→ **Data supplied**:
___

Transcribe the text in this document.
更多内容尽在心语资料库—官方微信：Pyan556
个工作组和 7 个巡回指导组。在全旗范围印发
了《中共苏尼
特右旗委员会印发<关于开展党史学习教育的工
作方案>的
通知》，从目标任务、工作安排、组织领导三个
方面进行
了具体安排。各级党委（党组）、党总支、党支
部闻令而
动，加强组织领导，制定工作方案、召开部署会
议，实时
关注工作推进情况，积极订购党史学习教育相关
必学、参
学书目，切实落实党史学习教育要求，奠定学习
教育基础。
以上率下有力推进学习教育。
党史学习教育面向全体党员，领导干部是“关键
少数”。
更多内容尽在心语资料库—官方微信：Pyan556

___

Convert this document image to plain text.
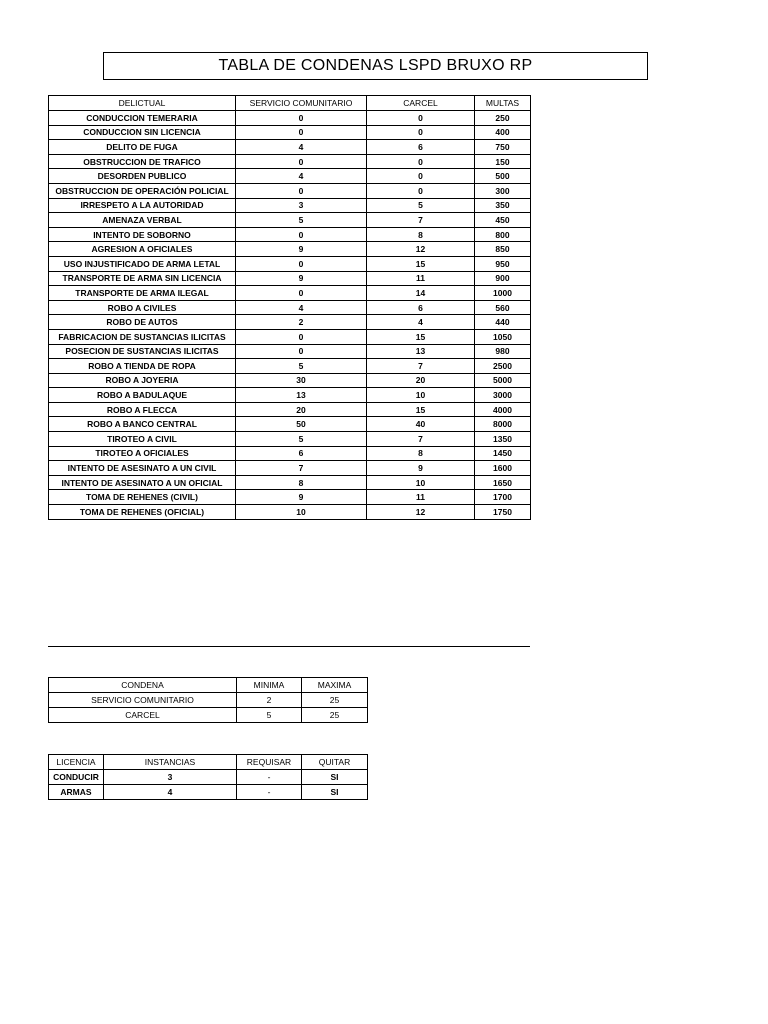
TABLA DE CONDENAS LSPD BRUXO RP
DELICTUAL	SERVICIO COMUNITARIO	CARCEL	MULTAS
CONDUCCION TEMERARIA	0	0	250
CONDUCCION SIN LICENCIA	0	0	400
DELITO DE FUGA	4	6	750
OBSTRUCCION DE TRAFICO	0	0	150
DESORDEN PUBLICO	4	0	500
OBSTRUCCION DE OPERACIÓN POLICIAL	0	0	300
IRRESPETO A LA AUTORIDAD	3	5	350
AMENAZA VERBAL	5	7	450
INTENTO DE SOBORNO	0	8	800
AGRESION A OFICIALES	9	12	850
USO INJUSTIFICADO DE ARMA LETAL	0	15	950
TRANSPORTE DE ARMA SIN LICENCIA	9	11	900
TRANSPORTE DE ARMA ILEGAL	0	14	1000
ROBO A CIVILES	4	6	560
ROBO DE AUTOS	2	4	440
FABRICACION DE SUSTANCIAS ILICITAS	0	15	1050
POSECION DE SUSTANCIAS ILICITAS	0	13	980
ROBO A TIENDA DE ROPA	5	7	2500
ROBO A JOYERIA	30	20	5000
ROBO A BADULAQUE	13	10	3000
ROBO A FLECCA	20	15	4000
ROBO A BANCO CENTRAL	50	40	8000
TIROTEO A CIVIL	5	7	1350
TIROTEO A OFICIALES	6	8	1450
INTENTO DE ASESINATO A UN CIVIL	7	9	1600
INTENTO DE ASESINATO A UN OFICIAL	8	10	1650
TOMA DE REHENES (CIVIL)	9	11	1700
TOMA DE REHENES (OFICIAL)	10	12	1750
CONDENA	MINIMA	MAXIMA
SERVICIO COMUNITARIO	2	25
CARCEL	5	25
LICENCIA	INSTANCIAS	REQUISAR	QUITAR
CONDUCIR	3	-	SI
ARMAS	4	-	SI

___

→ **Stated goal**: Search the records above for "CARCEL". Copy each line where it is found.

→ **Response below**:
DELICTUAL	SERVICIO COMUNITARIO	CARCEL	MULTAS
CARCEL	5	25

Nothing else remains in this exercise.